• [What to produce]:
Reproduce the listing verbatim.

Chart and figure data
-- Start --

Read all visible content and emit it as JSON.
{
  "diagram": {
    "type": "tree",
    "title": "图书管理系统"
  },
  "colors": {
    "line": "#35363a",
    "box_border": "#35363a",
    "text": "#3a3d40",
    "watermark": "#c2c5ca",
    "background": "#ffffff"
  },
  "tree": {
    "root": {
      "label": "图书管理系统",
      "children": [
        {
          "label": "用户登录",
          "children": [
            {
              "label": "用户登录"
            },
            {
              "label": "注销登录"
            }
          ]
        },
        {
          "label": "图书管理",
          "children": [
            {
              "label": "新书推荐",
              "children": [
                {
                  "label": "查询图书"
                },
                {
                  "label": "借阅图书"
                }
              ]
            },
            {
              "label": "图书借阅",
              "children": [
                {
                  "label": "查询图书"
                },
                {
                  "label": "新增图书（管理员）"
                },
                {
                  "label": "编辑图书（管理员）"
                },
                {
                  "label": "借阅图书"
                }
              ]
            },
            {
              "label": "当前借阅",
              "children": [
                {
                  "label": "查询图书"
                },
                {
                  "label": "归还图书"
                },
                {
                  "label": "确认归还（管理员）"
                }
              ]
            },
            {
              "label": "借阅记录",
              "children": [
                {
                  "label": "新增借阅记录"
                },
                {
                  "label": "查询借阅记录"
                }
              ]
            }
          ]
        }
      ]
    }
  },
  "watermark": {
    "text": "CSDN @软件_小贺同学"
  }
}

-- End --

• [Solution for this problem]:
Read all visible content and emit it as JSON.
{
  "diagram": {
    "type": "tree",
    "title": "图书管理系统"
  },
  "colors": {
    "line": "#35363a",
    "box_border": "#35363a",
    "text": "#3a3d40",
    "watermark": "#c2c5ca",
    "background": "#ffffff"
  },
  "tree": {
    "root": {
      "label": "图书管理系统",
      "children": [
        {
          "label": "用户登录",
          "children": [
            {
              "label": "用户登录"
            },
            {
              "label": "注销登录"
            }
          ]
        },
        {
          "label": "图书管理",
          "children": [
            {
              "label": "新书推荐",
              "children": [
                {
                  "label": "查询图书"
                },
                {
                  "label": "借阅图书"
                }
              ]
            },
            {
              "label": "图书借阅",
              "children": [
                {
                  "label": "查询图书"
                },
                {
                  "label": "新增图书（管理员）"
                },
                {
                  "label": "编辑图书（管理员）"
                },
                {
                  "label": "借阅图书"
                }
              ]
            },
            {
              "label": "当前借阅",
              "children": [
                {
                  "label": "查询图书"
                },
                {
                  "label": "归还图书"
                },
                {
                  "label": "确认归还（管理员）"
                }
              ]
            },
            {
              "label": "借阅记录",
              "children": [
                {
                  "label": "新增借阅记录"
                },
                {
                  "label": "查询借阅记录"
                }
              ]
            }
          ]
        }
      ]
    }
  },
  "watermark": {
    "text": "CSDN @软件_小贺同学"
  }
}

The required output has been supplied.